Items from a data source
⟨

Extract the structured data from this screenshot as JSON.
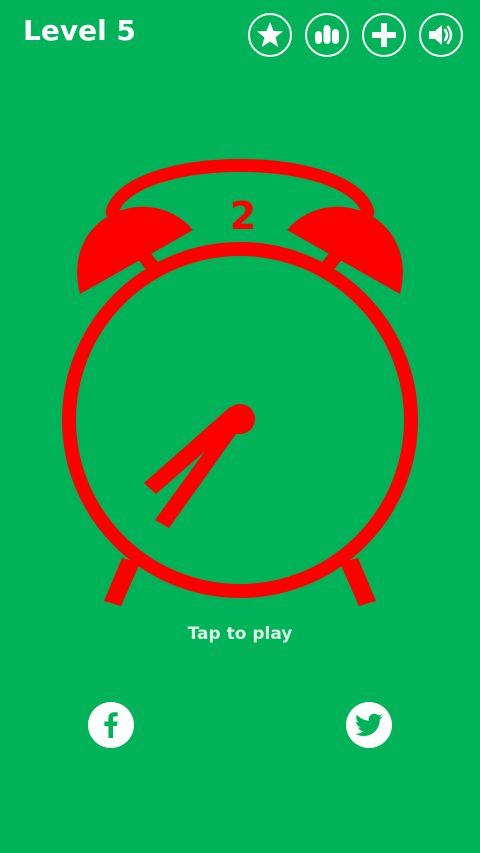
{
  "header": {
    "level_label": "Level 5"
  },
  "toolbar": {
    "icons": [
      "star-icon",
      "leaderboard-icon",
      "plus-icon",
      "sound-icon"
    ]
  },
  "clock": {
    "countdown": "2",
    "color": "#ff0000"
  },
  "prompt": {
    "tap_label": "Tap to play"
  },
  "social": {
    "icons": [
      "facebook-icon",
      "twitter-icon"
    ]
  },
  "colors": {
    "background": "#00b359",
    "accent": "#ff0000",
    "foreground": "#ffffff"
  }
}
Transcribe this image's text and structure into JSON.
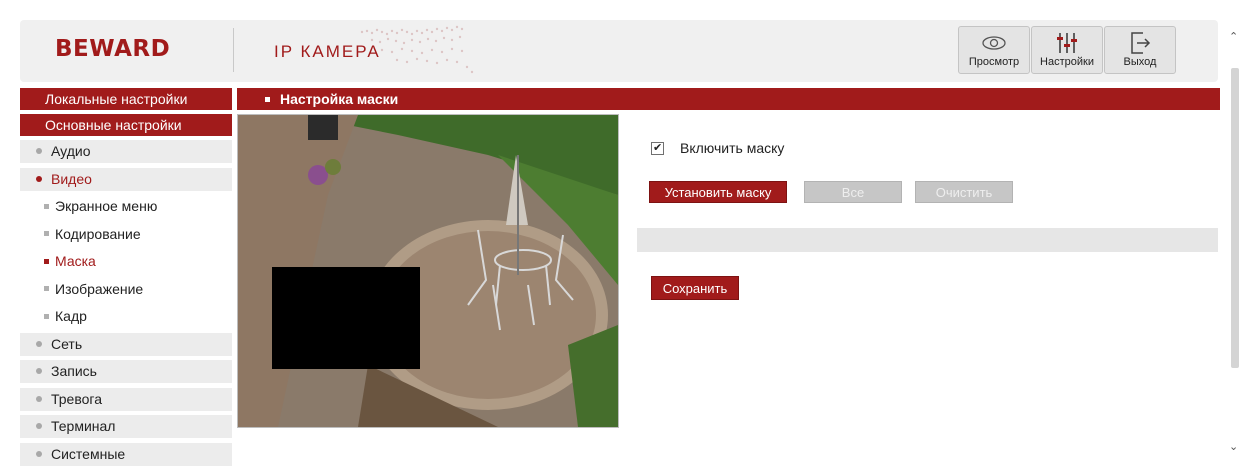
{
  "header": {
    "logo": "BEWARD",
    "subtitle": "IP КАМЕРА",
    "buttons": [
      {
        "label": "Просмотр",
        "icon": "eye-icon"
      },
      {
        "label": "Настройки",
        "icon": "sliders-icon"
      },
      {
        "label": "Выход",
        "icon": "exit-icon"
      }
    ]
  },
  "sidebar": {
    "local": "Локальные настройки",
    "basic": "Основные настройки",
    "items": [
      {
        "label": "Аудио"
      },
      {
        "label": "Видео"
      }
    ],
    "subitems": [
      {
        "label": "Экранное меню"
      },
      {
        "label": "Кодирование"
      },
      {
        "label": "Маска"
      },
      {
        "label": "Изображение"
      },
      {
        "label": "Кадр"
      }
    ],
    "items2": [
      {
        "label": "Сеть"
      },
      {
        "label": "Запись"
      },
      {
        "label": "Тревога"
      },
      {
        "label": "Терминал"
      },
      {
        "label": "Системные"
      }
    ]
  },
  "main": {
    "section_title": "Настройка маски",
    "enable_mask_label": "Включить маску",
    "enable_mask_checked": true,
    "set_mask_label": "Установить маску",
    "all_label": "Все",
    "clear_label": "Очистить",
    "save_label": "Сохранить"
  },
  "colors": {
    "accent": "#a11b1b",
    "sidebar_bg": "#ececec",
    "header_bg": "#f0f0f0"
  }
}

⟩

GIVEN REQUEST
Look for "this" and pull out every line that has it.

COMPLETE OUTPUT
Extract the structured data from this screenshot as JSON.
Transcribe this image's text and structure into JSON.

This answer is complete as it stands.